# Problem to solve
Repeat every line exactly, keeping the pictures out of the copy.

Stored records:
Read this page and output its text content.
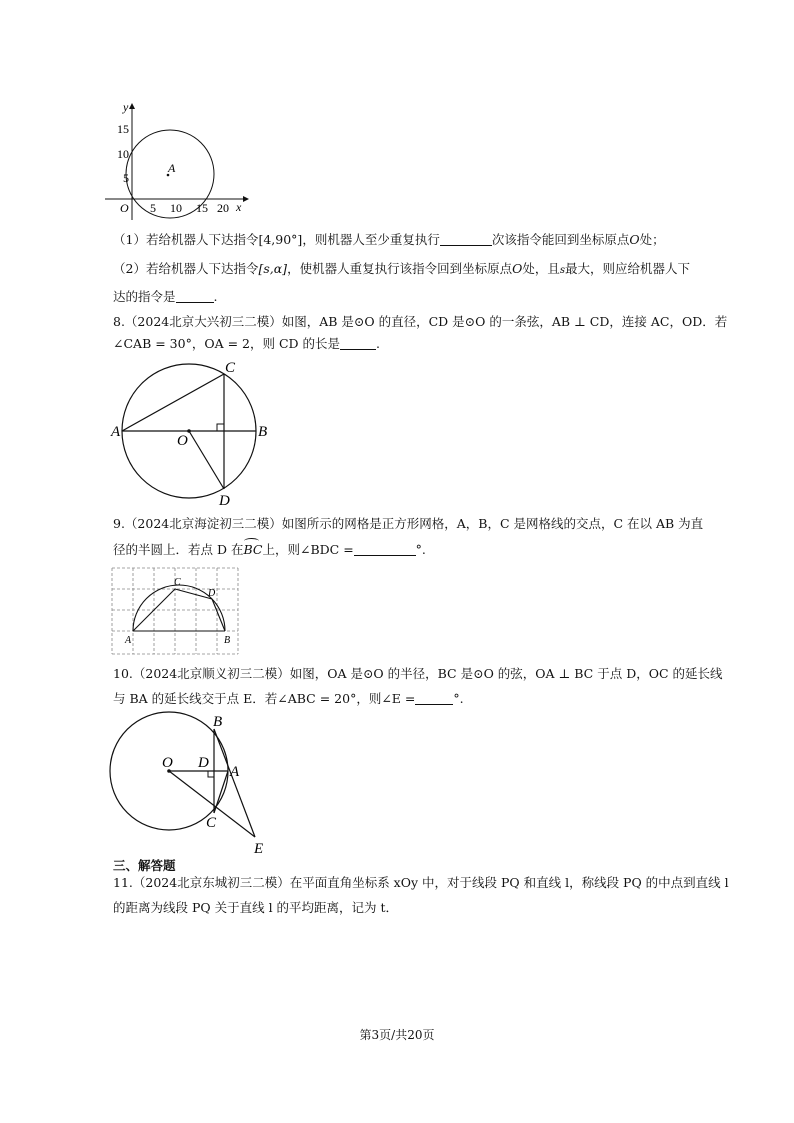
A
y
x
O
15
10
5
5 10 15 20
（1）若给机器人下达指令[4,90°]，则机器人至少重复执行	次该指令能回到坐标原点O处；
（2）若给机器人下达指令[s,α]，使机器人重复执行该指令回到坐标原点O处，且s最大，则应给机器人下
达的指令是	.
8.（2024北京大兴初三二模）如图，AB 是⊙O 的直径，CD 是⊙O 的一条弦，AB ⊥ CD，连接 AC，OD．若
∠CAB = 30°，OA = 2，则 CD 的长是	.
C
A	B
O
D
9.（2024北京海淀初三二模）如图所示的网格是正方形网格，A，B，C 是网格线的交点，C 在以 AB 为直
径的半圆上．若点 D 在
BC上，则∠BDC =	°.
A	B
C
D
10.（2024北京顺义初三二模）如图，OA 是⊙O 的半径，BC 是⊙O 的弦，OA ⊥ BC 于点 D，OC 的延长线
与 BA 的延长线交于点 E．若∠ABC = 20°，则∠E =	°.
B
O D
A
C
E
三、解答题
11.（2024北京东城初三二模）在平面直角坐标系 xOy 中，对于线段 PQ 和直线 l，称线段 PQ 的中点到直线 l
的距离为线段 PQ 关于直线 l 的平均距离，记为 t．
第3页/共20页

# Response below
Read this page and output its text content.
A
y
x
O
15
10
5
5 10 15 20
（1）若给机器人下达指令[4,90°]，则机器人至少重复执行	次该指令能回到坐标原点O处；
（2）若给机器人下达指令[s,α]，使机器人重复执行该指令回到坐标原点O处，且s最大，则应给机器人下
达的指令是	.
8.（2024北京大兴初三二模）如图，AB 是⊙O 的直径，CD 是⊙O 的一条弦，AB ⊥ CD，连接 AC，OD．若
∠CAB = 30°，OA = 2，则 CD 的长是	.
C
A	B
O
D
9.（2024北京海淀初三二模）如图所示的网格是正方形网格，A，B，C 是网格线的交点，C 在以 AB 为直
径的半圆上．若点 D 在
BC上，则∠BDC =	°.
A	B
C
D
10.（2024北京顺义初三二模）如图，OA 是⊙O 的半径，BC 是⊙O 的弦，OA ⊥ BC 于点 D，OC 的延长线
与 BA 的延长线交于点 E．若∠ABC = 20°，则∠E =	°.
B
O D
A
C
E
三、解答题
11.（2024北京东城初三二模）在平面直角坐标系 xOy 中，对于线段 PQ 和直线 l，称线段 PQ 的中点到直线 l
的距离为线段 PQ 关于直线 l 的平均距离，记为 t．
第3页/共20页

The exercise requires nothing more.